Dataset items
▶
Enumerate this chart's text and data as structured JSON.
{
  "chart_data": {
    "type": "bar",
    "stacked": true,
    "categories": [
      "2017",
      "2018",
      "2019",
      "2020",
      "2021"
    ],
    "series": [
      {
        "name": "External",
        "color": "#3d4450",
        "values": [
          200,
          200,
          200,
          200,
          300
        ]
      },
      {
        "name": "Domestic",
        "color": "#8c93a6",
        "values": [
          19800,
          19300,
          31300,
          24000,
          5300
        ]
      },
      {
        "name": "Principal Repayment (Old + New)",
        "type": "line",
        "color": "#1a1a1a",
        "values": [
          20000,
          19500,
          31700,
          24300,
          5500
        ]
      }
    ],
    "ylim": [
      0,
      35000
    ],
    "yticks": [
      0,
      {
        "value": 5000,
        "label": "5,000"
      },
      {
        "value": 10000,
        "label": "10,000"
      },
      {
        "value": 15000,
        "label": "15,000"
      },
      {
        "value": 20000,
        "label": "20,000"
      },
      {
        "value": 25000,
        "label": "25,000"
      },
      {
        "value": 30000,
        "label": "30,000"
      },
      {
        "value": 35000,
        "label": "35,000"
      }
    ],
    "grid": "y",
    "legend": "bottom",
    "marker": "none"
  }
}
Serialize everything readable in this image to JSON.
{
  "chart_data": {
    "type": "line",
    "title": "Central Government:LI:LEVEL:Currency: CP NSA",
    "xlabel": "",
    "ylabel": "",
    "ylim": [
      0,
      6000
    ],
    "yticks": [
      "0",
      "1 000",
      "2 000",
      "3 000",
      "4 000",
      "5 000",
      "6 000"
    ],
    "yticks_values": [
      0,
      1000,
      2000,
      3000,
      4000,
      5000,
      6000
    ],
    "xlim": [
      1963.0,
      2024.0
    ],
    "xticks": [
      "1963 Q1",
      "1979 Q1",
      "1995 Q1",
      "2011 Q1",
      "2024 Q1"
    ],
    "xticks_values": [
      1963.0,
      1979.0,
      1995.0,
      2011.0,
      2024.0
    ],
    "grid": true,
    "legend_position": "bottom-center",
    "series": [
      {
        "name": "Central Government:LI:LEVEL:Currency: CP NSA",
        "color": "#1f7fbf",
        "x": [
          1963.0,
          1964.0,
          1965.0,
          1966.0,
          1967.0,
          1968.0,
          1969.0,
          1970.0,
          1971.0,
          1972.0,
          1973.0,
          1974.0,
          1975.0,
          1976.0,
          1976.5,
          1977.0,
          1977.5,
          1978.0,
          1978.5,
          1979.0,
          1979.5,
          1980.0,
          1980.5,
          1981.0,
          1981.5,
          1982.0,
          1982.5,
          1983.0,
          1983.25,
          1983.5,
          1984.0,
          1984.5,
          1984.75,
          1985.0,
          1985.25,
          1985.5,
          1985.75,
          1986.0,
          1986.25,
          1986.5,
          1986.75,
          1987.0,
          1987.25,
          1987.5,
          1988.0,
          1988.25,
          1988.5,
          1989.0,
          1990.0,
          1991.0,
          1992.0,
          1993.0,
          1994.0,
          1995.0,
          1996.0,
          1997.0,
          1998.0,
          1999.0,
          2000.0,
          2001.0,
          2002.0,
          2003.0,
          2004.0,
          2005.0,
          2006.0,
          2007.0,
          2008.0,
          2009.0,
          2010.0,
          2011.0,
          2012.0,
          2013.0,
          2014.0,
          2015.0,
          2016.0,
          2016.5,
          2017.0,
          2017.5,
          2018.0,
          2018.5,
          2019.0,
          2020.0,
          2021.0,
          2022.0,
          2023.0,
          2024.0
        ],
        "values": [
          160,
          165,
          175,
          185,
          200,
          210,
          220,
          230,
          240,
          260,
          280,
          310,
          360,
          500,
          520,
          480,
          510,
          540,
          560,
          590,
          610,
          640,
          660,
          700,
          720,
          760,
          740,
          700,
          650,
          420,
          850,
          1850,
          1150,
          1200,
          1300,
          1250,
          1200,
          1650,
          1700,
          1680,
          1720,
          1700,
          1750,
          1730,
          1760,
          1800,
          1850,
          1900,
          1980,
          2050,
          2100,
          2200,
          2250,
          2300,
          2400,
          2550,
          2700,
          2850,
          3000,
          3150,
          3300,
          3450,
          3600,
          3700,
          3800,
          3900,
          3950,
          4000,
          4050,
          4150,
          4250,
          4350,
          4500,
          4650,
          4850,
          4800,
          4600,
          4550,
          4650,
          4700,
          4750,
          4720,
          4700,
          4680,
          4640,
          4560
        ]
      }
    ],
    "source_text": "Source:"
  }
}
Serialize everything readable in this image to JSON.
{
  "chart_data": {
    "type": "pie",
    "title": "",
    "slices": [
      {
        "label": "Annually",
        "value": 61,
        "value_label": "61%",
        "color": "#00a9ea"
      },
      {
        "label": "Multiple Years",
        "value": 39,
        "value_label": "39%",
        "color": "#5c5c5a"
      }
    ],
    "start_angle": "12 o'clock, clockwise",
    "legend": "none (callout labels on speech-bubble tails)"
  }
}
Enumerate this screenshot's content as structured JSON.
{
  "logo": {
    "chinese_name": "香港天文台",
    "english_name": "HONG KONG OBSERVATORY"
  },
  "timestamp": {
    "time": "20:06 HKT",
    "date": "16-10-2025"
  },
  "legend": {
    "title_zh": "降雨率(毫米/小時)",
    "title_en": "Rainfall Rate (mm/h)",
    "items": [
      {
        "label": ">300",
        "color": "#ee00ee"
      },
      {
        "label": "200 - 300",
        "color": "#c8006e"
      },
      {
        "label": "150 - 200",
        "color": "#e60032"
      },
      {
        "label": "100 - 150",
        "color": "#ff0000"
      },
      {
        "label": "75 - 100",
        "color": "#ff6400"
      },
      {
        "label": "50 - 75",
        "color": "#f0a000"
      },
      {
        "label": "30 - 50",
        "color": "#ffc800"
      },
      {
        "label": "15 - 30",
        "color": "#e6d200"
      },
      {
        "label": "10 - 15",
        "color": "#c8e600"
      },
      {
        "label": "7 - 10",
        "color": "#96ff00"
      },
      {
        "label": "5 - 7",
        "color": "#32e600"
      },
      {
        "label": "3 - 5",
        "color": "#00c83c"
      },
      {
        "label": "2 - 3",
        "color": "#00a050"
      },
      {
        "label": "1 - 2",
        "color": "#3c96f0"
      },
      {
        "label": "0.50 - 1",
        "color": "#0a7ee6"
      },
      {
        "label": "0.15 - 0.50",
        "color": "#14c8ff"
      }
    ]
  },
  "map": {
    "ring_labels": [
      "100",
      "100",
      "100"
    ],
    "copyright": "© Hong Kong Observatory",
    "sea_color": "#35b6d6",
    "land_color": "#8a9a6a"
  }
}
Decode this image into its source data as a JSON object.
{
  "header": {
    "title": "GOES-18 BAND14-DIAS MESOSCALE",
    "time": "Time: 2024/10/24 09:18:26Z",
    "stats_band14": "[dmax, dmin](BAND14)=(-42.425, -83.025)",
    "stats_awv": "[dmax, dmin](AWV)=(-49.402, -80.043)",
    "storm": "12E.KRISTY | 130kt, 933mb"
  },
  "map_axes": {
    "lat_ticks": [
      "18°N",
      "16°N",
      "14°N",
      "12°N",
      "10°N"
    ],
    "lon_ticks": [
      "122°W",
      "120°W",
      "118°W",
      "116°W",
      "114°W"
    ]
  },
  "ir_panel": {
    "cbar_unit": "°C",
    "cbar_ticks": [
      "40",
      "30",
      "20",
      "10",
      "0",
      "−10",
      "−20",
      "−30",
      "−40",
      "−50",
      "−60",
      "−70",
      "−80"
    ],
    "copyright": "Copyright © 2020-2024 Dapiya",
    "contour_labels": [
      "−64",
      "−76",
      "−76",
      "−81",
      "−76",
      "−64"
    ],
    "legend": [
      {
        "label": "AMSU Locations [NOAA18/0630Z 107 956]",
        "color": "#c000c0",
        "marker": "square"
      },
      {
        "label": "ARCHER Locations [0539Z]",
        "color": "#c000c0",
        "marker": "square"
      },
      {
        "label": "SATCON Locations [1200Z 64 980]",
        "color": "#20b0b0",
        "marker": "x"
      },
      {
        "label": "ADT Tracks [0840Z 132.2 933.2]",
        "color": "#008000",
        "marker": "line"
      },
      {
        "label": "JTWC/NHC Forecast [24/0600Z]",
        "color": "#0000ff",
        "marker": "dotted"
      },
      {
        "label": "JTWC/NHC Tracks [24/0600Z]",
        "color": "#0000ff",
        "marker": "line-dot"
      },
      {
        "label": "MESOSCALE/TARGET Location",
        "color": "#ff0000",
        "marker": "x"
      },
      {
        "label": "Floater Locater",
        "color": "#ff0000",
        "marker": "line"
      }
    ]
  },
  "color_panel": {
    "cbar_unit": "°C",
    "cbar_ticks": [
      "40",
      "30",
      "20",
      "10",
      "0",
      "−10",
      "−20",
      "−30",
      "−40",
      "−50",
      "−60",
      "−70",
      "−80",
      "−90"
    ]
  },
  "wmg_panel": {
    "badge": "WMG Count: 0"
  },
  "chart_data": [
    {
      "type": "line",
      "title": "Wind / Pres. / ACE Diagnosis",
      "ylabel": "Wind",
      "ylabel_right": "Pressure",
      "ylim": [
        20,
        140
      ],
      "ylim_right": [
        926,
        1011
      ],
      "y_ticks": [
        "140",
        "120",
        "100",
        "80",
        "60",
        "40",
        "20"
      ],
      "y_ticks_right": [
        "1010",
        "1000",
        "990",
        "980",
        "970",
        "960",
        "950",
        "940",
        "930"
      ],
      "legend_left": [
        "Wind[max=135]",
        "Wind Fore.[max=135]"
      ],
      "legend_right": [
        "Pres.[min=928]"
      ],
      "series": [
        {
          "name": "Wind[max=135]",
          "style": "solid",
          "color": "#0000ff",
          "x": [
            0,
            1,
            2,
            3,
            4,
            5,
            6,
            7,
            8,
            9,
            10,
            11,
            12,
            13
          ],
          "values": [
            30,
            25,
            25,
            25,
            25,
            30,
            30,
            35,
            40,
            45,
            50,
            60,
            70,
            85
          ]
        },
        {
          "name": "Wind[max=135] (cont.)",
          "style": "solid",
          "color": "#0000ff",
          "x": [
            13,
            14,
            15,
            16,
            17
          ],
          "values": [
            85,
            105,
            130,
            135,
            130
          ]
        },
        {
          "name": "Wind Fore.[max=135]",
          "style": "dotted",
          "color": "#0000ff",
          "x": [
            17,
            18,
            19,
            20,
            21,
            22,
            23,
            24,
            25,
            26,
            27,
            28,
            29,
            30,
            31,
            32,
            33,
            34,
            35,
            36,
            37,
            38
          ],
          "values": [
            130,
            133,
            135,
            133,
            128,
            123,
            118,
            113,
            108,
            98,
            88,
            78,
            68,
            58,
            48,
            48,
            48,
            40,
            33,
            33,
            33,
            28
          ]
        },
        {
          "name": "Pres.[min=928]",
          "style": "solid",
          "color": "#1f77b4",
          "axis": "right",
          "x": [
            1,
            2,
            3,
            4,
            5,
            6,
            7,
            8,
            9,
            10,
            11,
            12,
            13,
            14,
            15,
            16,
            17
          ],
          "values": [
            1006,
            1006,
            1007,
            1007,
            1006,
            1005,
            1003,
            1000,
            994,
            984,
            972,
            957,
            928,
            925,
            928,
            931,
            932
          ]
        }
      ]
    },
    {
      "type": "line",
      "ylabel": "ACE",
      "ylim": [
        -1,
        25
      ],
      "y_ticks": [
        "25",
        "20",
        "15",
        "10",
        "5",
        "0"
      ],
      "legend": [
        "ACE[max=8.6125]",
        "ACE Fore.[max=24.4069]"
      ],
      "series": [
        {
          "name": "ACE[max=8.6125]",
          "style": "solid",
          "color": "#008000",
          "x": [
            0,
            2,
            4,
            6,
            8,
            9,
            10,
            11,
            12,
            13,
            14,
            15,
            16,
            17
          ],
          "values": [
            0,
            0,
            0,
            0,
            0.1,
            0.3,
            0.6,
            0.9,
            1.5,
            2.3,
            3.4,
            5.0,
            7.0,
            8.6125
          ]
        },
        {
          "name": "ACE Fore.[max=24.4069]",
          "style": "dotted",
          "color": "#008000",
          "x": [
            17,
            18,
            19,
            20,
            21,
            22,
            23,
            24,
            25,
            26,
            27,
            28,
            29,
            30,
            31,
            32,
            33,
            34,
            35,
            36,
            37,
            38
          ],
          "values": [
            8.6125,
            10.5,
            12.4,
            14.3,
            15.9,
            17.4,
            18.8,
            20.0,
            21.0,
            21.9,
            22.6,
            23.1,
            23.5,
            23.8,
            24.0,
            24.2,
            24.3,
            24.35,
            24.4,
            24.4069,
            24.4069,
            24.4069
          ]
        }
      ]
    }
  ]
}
◀
TASK REQUIREMENTS — Where a line holds "Central", copy it out.

SOLUTION TO THIS EXERCISE —
    "title": "Central Government:LI:LEVEL:Currency: CP NSA",
        "name": "Central Government:LI:LEVEL:Currency: CP NSA",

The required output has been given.